__Stated task__
Tally the lines in these records that hold the string "проверка", and reply with the number alone.
***** Information supplied *****
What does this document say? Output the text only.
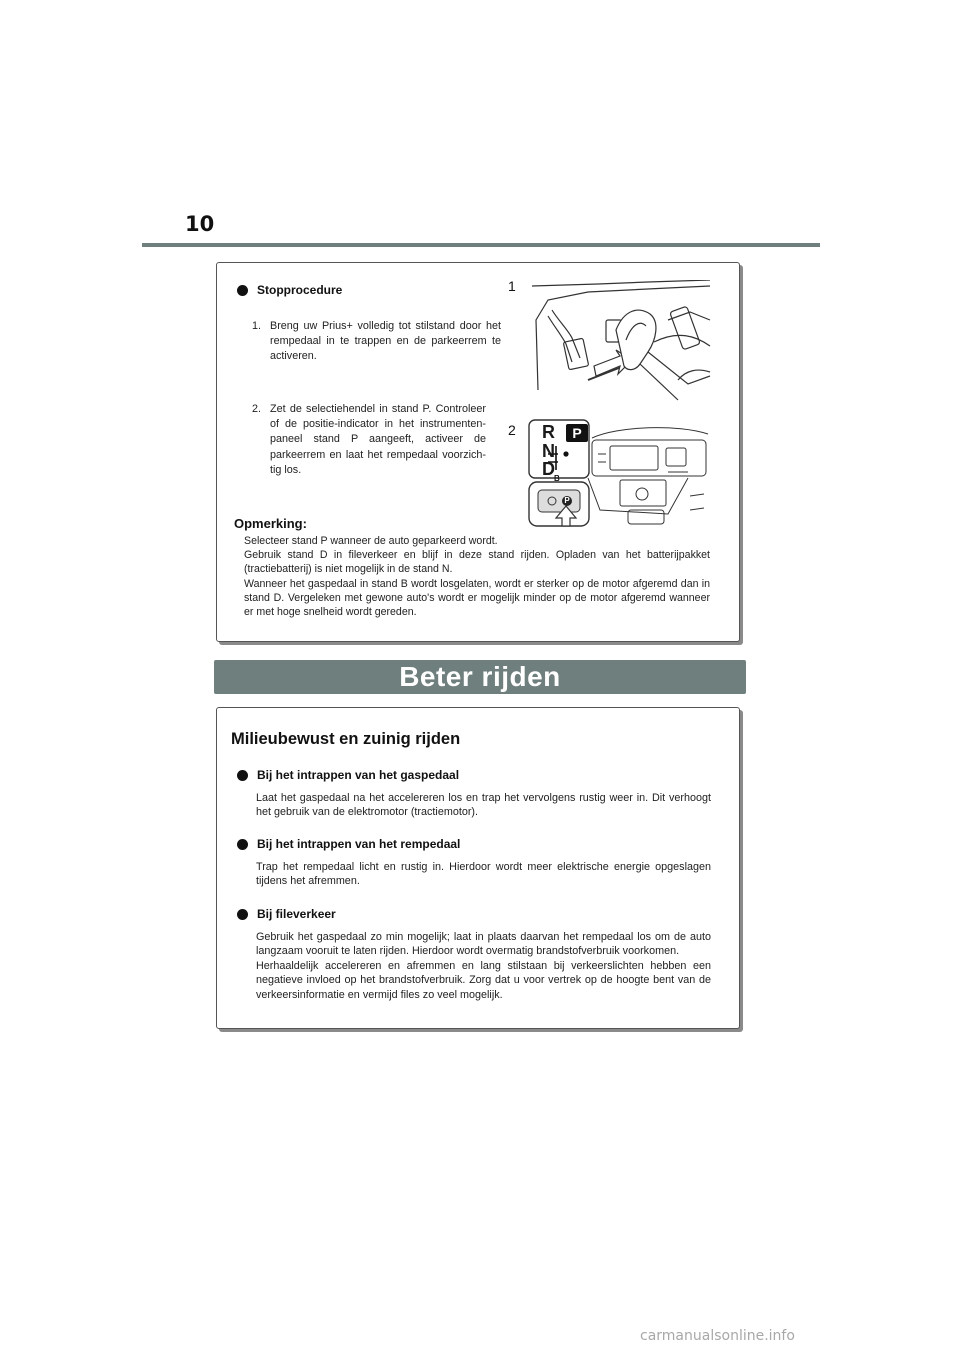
10
Stopprocedure
1. Breng uw Prius+ volledig tot stilstand door het rempedaal in te trappen en de parkeerrem te activeren.
2. Zet de selectiehendel in stand P. Controleer of de positie-indicator in het instrumenten-paneel stand P aangeeft, activeer de parkeerrem en laat het rempedaal voorzich-tig los.
1
2 R
N
D
P
B
P
Opmerking:
Selecteer stand P wanneer de auto geparkeerd wordt.
Gebruik stand D in fileverkeer en blijf in deze stand rijden. Opladen van het batterijpakket (tractiebatterij) is niet mogelijk in de stand N.
Wanneer het gaspedaal in stand B wordt losgelaten, wordt er sterker op de motor afgeremd dan in stand D. Vergeleken met gewone auto's wordt er mogelijk minder op de motor afgeremd wanneer er met hoge snelheid wordt gereden.
Beter rijden
Milieubewust en zuinig rijden
Bij het intrappen van het gaspedaal
Laat het gaspedaal na het accelereren los en trap het vervolgens rustig weer in. Dit verhoogt het gebruik van de elektromotor (tractiemotor).
Bij het intrappen van het rempedaal
Trap het rempedaal licht en rustig in. Hierdoor wordt meer elektrische energie opgeslagen tijdens het afremmen.
Bij fileverkeer
Gebruik het gaspedaal zo min mogelijk; laat in plaats daarvan het rempedaal los om de auto langzaam vooruit te laten rijden. Hierdoor wordt overmatig brandstofverbruik voorkomen.
Herhaaldelijk accelereren en afremmen en lang stilstaan bij verkeerslichten hebben een negatieve invloed op het brandstofverbruik. Zorg dat u voor vertrek op de hoogte bent van de verkeersinformatie en vermijd files zo veel mogelijk.
carmanualsonline.info
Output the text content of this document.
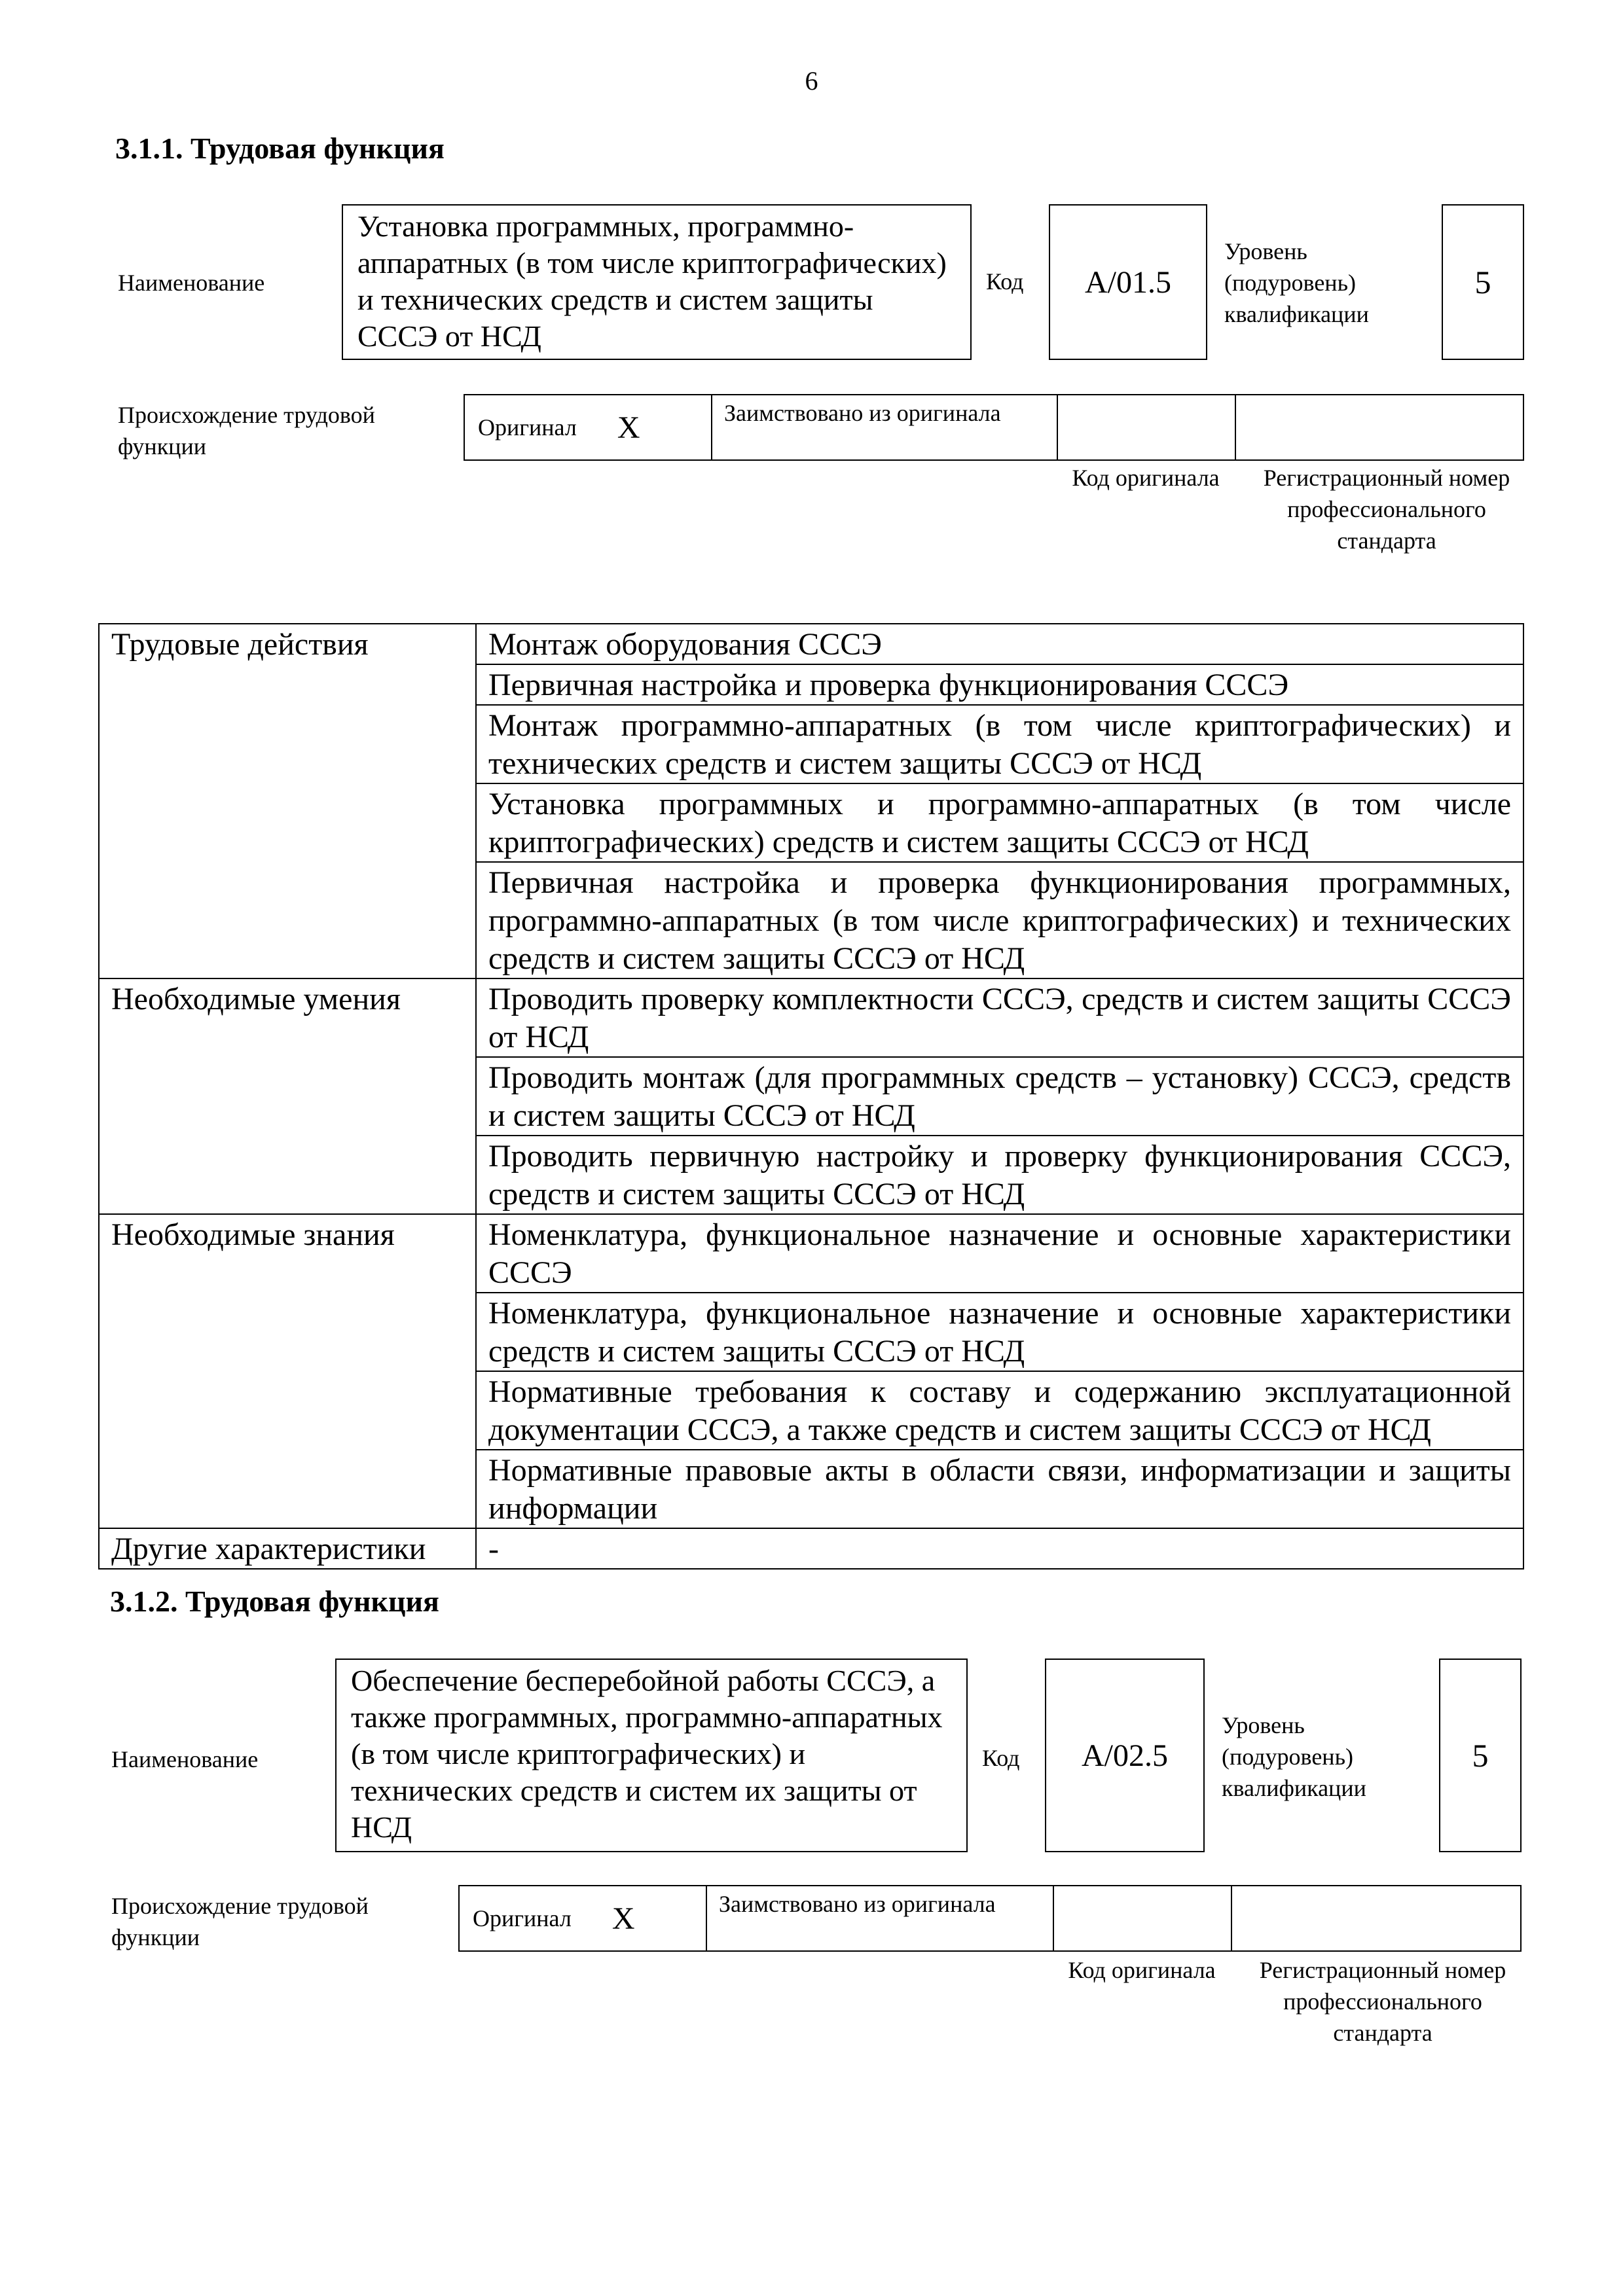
6
3.1.1. Трудовая функция
Наименование
Установка программных, программно-аппаратных (в том числе криптографических) и технических средств и систем защиты СССЭ от НСД
Код	А/01.5
Уровень (подуровень) квалификации
5
Происхождение трудовой функции
Оригинал X	Заимствовано из оригинала
Код оригинала	Регистрационный номер профессионального стандарта
Трудовые действия	Монтаж оборудования СССЭ
	Первичная настройка и проверка функционирования СССЭ
	Монтаж программно-аппаратных (в том числе криптографических) и технических средств и систем защиты СССЭ от НСД
	Установка программных и программно-аппаратных (в том числе криптографических) средств и систем защиты СССЭ от НСД
	Первичная настройка и проверка функционирования программных, программно-аппаратных (в том числе криптографических) и технических средств и систем защиты СССЭ от НСД
Необходимые умения	Проводить проверку комплектности СССЭ, средств и систем защиты СССЭ от НСД
	Проводить монтаж (для программных средств – установку) СССЭ, средств и систем защиты СССЭ от НСД
	Проводить первичную настройку и проверку функционирования СССЭ, средств и систем защиты СССЭ от НСД
Необходимые знания	Номенклатура, функциональное назначение и основные характеристики СССЭ
	Номенклатура, функциональное назначение и основные характеристики средств и систем защиты СССЭ от НСД
	Нормативные требования к составу и содержанию эксплуатационной документации СССЭ, а также средств и систем защиты СССЭ от НСД
	Нормативные правовые акты в области связи, информатизации и защиты информации
Другие характеристики	-
3.1.2. Трудовая функция
Наименование
Обеспечение бесперебойной работы СССЭ, а также программных, программно-аппаратных (в том числе криптографических) и технических средств и систем их защиты от НСД
Код	А/02.5
Уровень (подуровень) квалификации
5
Происхождение трудовой функции
Оригинал X	Заимствовано из оригинала
Код оригинала	Регистрационный номер профессионального стандарта
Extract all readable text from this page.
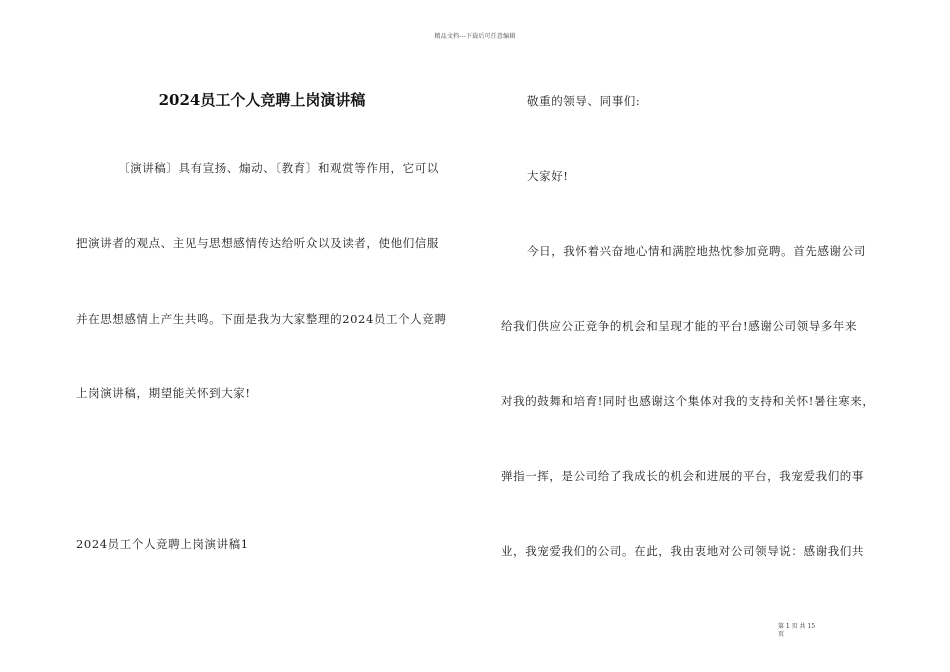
精品文档---下载后可任意编辑
2024员工个人竞聘上岗演讲稿
〔演讲稿〕具有宣扬、煽动、〔教育〕和观赏等作用，它可以
把演讲者的观点、主见与思想感情传达给听众以及读者，使他们信服
并在思想感情上产生共鸣。下面是我为大家整理的2024员工个人竞聘
上岗演讲稿，期望能关怀到大家!
2024员工个人竞聘上岗演讲稿1
敬重的领导、同事们:
大家好!
今日，我怀着兴奋地心情和满腔地热忱参加竞聘。首先感谢公司
给我们供应公正竞争的机会和呈现才能的平台!感谢公司领导多年来
对我的鼓舞和培育!同时也感谢这个集体对我的支持和关怀!暑往寒来，
弹指一挥，是公司给了我成长的机会和进展的平台，我宠爱我们的事
业，我宠爱我们的公司。在此，我由衷地对公司领导说：感谢我们共
第 1 页 共 15
页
*****
__The answer__
2